**Spatial annotation entries**
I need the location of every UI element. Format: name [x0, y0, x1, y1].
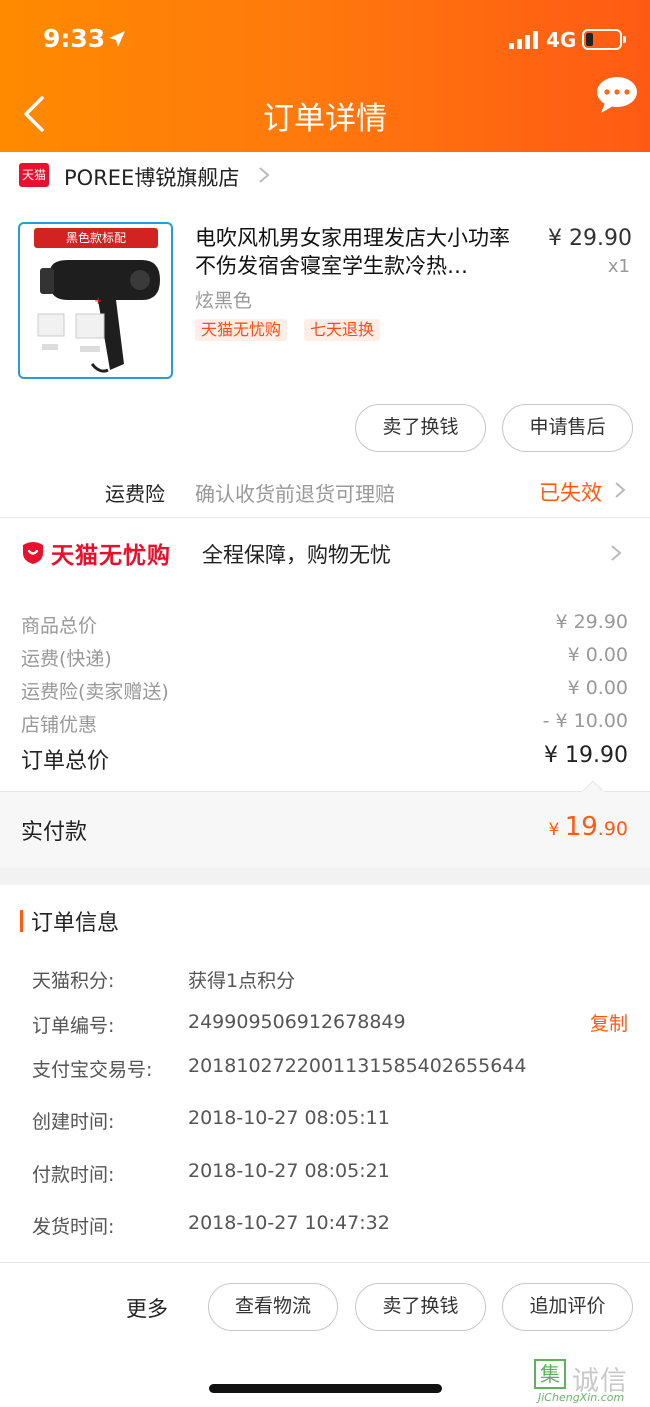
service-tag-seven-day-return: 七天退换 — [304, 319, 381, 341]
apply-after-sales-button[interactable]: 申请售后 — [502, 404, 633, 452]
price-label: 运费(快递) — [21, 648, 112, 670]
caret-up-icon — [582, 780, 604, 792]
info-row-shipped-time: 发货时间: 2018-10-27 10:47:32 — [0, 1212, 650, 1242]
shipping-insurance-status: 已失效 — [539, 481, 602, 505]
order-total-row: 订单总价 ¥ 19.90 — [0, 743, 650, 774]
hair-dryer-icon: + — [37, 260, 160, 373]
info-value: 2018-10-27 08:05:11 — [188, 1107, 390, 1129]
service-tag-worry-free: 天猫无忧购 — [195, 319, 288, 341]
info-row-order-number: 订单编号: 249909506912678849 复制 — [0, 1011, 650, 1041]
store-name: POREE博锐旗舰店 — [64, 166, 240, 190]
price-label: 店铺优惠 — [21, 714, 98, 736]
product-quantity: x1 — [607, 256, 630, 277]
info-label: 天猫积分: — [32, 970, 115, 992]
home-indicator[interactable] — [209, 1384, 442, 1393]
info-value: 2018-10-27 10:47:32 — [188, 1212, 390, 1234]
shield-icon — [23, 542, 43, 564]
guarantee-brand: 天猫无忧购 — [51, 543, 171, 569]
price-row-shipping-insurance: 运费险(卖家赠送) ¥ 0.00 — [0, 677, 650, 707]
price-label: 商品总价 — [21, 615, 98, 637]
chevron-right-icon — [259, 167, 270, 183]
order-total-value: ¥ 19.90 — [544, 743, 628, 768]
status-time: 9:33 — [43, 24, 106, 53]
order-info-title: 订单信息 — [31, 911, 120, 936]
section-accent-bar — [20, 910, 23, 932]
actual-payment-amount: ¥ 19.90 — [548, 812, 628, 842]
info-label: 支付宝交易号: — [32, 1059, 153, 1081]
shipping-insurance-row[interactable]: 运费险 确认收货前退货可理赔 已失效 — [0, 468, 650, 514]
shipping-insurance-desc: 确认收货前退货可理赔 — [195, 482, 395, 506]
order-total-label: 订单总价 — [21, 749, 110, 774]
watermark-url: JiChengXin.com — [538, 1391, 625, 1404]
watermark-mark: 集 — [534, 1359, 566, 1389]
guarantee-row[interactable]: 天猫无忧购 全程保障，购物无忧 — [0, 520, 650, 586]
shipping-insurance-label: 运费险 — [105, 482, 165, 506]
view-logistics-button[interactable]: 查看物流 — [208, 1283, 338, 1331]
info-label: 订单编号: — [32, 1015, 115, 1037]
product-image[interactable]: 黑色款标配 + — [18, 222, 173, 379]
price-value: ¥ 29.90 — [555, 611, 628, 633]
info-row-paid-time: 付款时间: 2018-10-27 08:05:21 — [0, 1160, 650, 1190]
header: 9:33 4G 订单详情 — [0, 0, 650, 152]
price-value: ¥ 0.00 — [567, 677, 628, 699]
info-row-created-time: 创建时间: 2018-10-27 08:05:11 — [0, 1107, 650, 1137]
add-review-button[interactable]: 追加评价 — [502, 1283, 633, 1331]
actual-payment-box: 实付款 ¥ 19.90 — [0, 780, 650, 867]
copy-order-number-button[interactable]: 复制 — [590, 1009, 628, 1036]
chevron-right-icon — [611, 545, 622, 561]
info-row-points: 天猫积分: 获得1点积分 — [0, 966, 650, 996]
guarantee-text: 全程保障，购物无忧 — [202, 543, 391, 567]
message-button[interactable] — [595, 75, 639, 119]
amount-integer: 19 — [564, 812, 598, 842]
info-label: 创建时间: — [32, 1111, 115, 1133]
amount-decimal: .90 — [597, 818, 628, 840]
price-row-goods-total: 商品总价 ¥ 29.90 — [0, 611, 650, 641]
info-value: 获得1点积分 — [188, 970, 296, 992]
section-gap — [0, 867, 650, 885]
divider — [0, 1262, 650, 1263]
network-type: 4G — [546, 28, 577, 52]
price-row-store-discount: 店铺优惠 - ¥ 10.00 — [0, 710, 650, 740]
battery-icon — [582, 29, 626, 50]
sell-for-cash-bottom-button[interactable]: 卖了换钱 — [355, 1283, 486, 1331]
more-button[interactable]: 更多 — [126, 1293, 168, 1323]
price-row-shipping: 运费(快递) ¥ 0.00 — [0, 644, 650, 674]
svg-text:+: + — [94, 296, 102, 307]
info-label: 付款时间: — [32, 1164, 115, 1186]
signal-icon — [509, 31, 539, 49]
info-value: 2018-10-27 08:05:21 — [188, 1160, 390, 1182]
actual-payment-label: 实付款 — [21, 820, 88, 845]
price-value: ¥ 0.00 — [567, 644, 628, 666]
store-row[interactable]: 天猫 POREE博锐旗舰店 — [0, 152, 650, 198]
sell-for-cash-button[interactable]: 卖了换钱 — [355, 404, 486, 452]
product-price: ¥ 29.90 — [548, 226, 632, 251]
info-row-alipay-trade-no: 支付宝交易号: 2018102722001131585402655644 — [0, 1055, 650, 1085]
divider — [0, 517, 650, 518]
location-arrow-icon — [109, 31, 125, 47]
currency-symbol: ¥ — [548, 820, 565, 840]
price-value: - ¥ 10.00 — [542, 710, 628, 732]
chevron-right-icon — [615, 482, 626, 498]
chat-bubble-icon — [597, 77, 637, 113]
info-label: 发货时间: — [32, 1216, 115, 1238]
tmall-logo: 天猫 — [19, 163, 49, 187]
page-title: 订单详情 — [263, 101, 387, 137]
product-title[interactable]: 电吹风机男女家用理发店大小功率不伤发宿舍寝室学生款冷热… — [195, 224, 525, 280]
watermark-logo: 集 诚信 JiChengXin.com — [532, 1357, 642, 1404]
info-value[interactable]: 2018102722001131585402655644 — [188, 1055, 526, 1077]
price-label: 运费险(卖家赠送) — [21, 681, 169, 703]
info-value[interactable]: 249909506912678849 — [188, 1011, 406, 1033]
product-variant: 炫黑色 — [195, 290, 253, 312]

---

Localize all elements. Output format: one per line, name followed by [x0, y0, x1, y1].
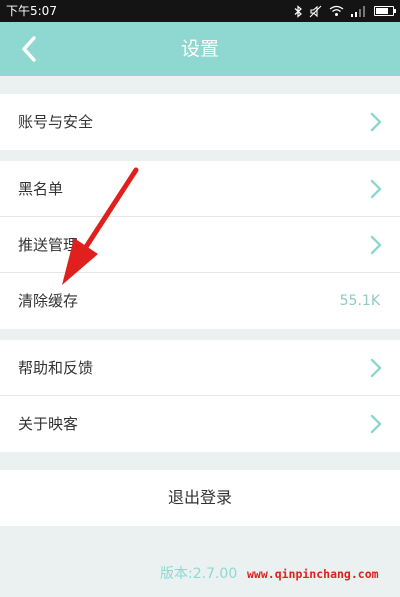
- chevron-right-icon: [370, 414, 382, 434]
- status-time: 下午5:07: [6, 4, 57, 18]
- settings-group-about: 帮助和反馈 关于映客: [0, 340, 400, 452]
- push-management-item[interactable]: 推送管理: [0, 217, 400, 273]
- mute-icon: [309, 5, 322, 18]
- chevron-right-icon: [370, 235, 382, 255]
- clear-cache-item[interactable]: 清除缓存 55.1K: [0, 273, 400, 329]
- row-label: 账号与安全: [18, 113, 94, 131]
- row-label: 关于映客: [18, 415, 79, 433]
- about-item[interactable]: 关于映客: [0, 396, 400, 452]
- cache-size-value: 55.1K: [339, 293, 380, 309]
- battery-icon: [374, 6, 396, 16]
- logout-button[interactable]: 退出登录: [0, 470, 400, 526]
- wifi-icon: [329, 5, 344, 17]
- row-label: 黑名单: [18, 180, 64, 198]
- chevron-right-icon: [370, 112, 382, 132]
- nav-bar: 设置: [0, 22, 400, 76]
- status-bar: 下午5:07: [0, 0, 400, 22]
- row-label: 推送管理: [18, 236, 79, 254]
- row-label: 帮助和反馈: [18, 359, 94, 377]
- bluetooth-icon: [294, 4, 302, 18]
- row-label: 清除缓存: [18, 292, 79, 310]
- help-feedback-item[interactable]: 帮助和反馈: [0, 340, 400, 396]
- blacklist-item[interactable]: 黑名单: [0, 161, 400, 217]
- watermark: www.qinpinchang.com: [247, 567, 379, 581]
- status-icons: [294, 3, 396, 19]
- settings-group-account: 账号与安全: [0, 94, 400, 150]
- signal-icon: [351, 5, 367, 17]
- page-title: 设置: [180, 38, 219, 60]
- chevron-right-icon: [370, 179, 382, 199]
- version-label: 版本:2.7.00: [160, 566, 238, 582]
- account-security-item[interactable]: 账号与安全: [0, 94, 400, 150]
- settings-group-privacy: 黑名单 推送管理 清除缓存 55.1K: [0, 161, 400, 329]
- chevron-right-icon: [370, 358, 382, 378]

**STATED EXERCISE**
Reproduce only the entries that begin at the line containing "service-tag-seven-day-return: 七天退换 —" and end after the line containing "price-label: 店铺优惠 — [21, 714, 98, 736]". In them, replace "price-label" with "amount-label" and leave everything else unchanged.

**RESULT OF THE TASK**
service-tag-seven-day-return: 七天退换 — [304, 319, 381, 341]
apply-after-sales-button[interactable]: 申请售后 — [502, 404, 633, 452]
amount-label: 运费(快递) — [21, 648, 112, 670]
caret-up-icon — [582, 780, 604, 792]
info-row-shipped-time: 发货时间: 2018-10-27 10:47:32 — [0, 1212, 650, 1242]
shipping-insurance-status: 已失效 — [539, 481, 602, 505]
order-total-row: 订单总价 ¥ 19.90 — [0, 743, 650, 774]
hair-dryer-icon: + — [37, 260, 160, 373]
info-value: 2018-10-27 08:05:11 — [188, 1107, 390, 1129]
service-tag-worry-free: 天猫无忧购 — [195, 319, 288, 341]
info-row-order-number: 订单编号: 249909506912678849 复制 — [0, 1011, 650, 1041]
store-name: POREE博锐旗舰店 — [64, 166, 240, 190]
amount-label: 店铺优惠 — [21, 714, 98, 736]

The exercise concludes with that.